> _What this task involves_
Put the lines of the listing below into a JSON list of strings, one string per line, with blank lines left out. Begin at the line that has "- event-name: Untagged Pages: [1356, 377, 1568, 396]" and stop after the line that has "- event-name: Other Events: [852, 750, 1064, 769]".

(Records excerpted from a collection)
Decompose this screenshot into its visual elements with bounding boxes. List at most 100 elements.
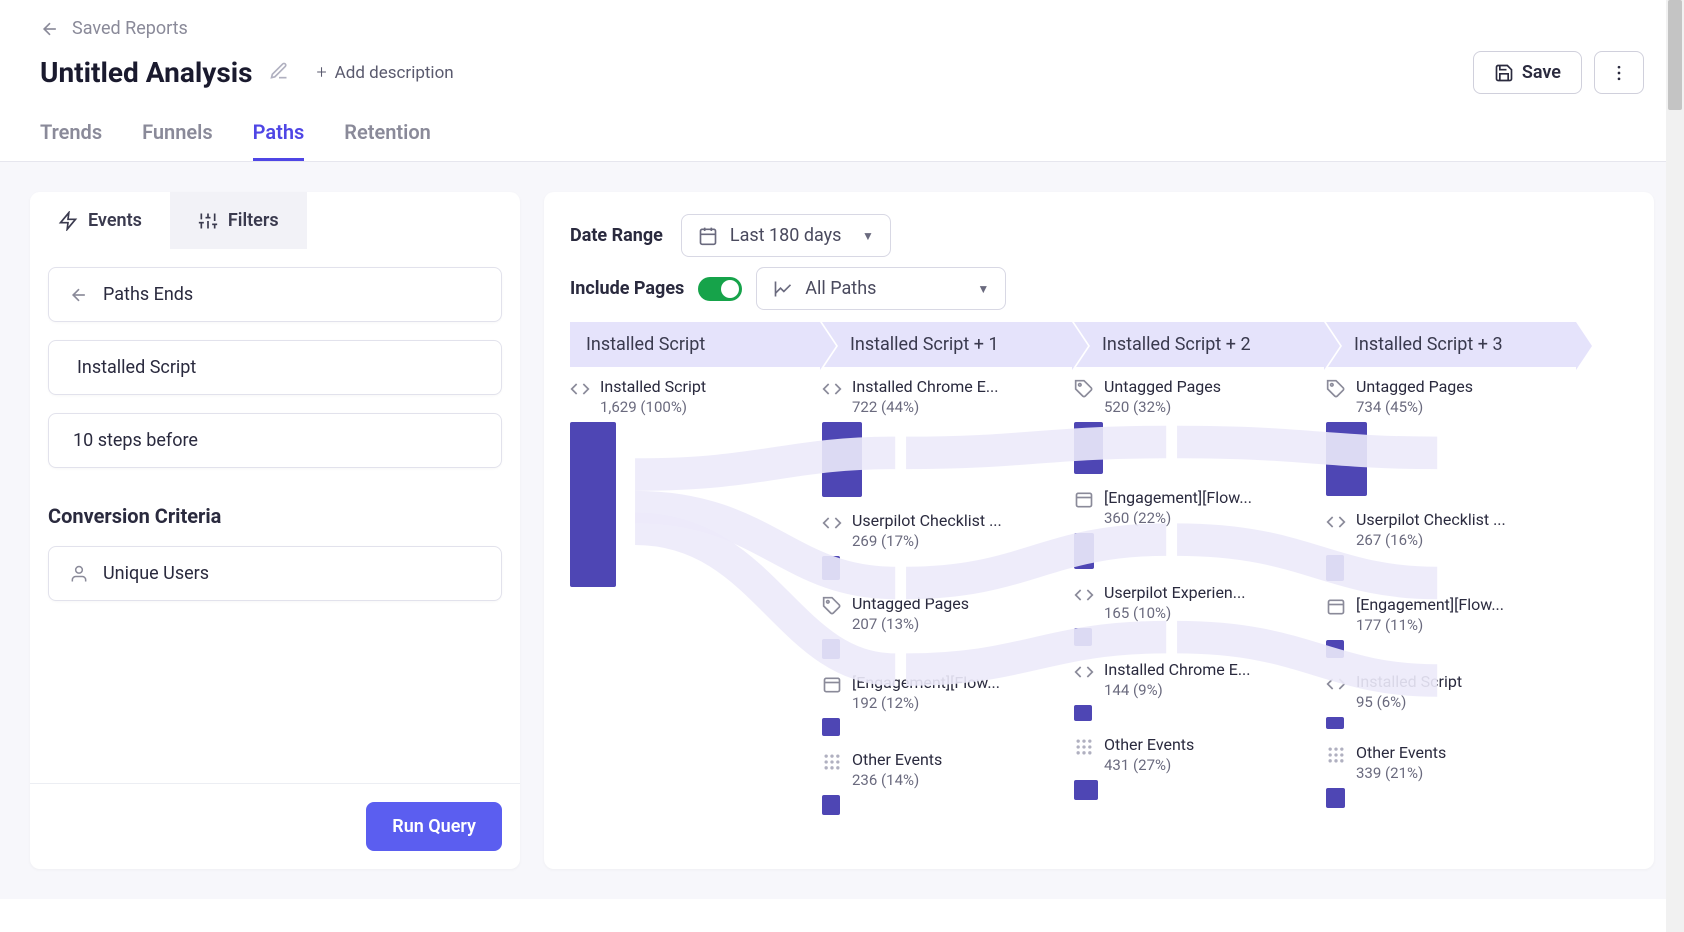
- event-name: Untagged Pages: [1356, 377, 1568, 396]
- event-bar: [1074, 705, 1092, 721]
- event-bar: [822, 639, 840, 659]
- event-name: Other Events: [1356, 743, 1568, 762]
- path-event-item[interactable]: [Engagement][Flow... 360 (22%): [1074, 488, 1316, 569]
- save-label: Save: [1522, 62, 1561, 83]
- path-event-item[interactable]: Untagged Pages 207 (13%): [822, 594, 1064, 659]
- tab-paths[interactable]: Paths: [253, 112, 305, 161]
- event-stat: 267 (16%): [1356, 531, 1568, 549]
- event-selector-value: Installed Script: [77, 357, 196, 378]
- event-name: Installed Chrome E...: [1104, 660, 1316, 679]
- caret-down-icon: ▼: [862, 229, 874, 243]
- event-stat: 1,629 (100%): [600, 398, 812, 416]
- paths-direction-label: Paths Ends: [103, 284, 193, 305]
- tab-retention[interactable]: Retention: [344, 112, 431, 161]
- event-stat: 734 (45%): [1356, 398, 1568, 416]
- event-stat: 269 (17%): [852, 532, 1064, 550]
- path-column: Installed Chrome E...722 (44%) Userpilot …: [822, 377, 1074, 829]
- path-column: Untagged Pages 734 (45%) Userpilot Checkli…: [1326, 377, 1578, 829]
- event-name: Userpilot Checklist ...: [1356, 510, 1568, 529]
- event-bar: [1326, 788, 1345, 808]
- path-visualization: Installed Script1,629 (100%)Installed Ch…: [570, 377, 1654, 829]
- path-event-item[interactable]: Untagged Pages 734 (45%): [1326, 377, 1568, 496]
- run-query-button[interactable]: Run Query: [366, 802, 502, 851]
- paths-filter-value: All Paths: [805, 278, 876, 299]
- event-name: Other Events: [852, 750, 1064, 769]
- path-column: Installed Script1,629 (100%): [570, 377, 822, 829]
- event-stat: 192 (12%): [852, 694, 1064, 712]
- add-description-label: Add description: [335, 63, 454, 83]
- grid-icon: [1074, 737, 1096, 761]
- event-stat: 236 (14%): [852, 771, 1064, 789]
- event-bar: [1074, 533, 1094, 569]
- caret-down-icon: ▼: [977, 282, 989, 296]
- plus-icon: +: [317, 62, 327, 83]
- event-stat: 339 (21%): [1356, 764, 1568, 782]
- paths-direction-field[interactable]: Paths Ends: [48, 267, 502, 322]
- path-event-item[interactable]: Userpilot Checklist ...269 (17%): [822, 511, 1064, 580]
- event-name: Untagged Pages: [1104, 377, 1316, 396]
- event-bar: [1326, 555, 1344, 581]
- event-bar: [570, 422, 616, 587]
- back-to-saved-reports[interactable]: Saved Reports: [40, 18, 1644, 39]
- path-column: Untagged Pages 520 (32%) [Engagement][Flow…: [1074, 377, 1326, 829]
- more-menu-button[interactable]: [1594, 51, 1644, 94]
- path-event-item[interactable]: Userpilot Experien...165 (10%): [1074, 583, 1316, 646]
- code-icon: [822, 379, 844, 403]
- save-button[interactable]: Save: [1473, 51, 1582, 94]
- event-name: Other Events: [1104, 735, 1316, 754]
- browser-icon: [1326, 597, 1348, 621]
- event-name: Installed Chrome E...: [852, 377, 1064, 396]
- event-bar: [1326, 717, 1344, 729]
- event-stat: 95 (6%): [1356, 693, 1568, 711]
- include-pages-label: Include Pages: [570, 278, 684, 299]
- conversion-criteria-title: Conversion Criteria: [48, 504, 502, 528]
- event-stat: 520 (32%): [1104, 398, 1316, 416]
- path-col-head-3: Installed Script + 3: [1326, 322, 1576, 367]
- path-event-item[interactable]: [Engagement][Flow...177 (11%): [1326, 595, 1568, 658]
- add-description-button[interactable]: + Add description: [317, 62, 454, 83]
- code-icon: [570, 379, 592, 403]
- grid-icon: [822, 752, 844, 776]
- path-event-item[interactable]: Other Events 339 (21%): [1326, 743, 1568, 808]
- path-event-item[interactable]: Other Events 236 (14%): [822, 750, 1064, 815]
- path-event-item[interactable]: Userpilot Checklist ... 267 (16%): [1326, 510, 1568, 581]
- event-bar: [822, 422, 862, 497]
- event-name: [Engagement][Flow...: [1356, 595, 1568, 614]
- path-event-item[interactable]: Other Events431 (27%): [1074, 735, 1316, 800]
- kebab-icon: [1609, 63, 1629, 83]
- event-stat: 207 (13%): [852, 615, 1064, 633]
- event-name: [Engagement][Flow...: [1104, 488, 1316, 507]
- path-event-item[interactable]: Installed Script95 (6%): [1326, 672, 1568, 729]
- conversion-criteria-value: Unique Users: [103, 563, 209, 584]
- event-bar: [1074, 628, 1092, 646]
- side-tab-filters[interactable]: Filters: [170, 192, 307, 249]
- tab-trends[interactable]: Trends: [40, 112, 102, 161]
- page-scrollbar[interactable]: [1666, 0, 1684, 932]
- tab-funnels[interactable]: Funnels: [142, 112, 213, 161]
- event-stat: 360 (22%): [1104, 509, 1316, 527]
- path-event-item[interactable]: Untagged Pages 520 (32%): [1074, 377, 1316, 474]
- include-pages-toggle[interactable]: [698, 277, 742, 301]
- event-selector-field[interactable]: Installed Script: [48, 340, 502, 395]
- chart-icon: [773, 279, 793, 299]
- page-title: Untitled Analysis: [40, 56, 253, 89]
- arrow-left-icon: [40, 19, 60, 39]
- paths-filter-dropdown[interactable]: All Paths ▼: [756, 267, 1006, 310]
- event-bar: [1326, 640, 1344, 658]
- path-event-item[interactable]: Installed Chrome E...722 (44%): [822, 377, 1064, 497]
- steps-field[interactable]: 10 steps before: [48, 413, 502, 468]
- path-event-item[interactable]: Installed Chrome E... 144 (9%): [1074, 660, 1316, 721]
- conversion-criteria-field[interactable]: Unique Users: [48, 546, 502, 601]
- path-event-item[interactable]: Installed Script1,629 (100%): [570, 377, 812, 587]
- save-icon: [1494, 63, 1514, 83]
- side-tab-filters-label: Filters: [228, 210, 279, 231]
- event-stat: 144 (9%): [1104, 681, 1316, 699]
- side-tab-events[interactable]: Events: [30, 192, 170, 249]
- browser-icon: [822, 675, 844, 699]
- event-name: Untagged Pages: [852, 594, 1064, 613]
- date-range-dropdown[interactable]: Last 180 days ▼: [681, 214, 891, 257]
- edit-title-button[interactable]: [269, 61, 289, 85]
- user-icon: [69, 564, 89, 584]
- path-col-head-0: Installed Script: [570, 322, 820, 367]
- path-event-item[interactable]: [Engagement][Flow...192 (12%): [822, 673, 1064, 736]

> _Response_
[
  "- event-name: Untagged Pages: [1356, 377, 1568, 396]",
  "- event-bar: [1074, 705, 1092, 721]",
  "- event-bar: [822, 639, 840, 659]",
  "- event-name: Other Events: [1356, 743, 1568, 762]",
  "- path-event-item[interactable]: [Engagement][Flow... 360 (22%): [1074, 488, 1316, 569]",
  "- save-label: Save: [1522, 62, 1561, 83]",
  "- path-event-item[interactable]: Untagged Pages 207 (13%): [822, 594, 1064, 659]",
  "- tab-paths[interactable]: Paths: [253, 112, 305, 161]",
  "- event-stat: 267 (16%): [1356, 531, 1568, 549]",
  "- event-selector-value: Installed Script: [77, 357, 196, 378]",
  "- event-name: Installed Chrome E...: [1104, 660, 1316, 679]",
  "- caret-down-icon: ▼: [862, 229, 874, 243]",
  "- event-stat: 1,629 (100%): [600, 398, 812, 416]",
  "- paths-direction-label: Paths Ends: [103, 284, 193, 305]",
  "- tab-retention[interactable]: Retention: [344, 112, 431, 161]",
  "- event-stat: 734 (45%): [1356, 398, 1568, 416]",
  "- event-stat: 269 (17%): [852, 532, 1064, 550]",
  "- path-column: Installed Chrome E...722 (44%) Userpilot …: [822, 377, 1074, 829]",
  "- path-column: Untagged Pages 734 (45%) Userpilot Checkli…: [1326, 377, 1578, 829]",
  "- event-name: Userpilot Checklist ...: [1356, 510, 1568, 529]",
  "- event-bar: [1326, 788, 1345, 808]",
  "- path-visualization: Installed Script1,629 (100%)Installed Ch…: [570, 377, 1654, 829]",
  "- path-event-item[interactable]: Untagged Pages 734 (45%): [1326, 377, 1568, 496]",
  "- run-query-button[interactable]: Run Query: [366, 802, 502, 851]",
  "- paths-filter-value: All Paths: [805, 278, 876, 299]",
  "- event-name: Other Events: [852, 750, 1064, 769]"
]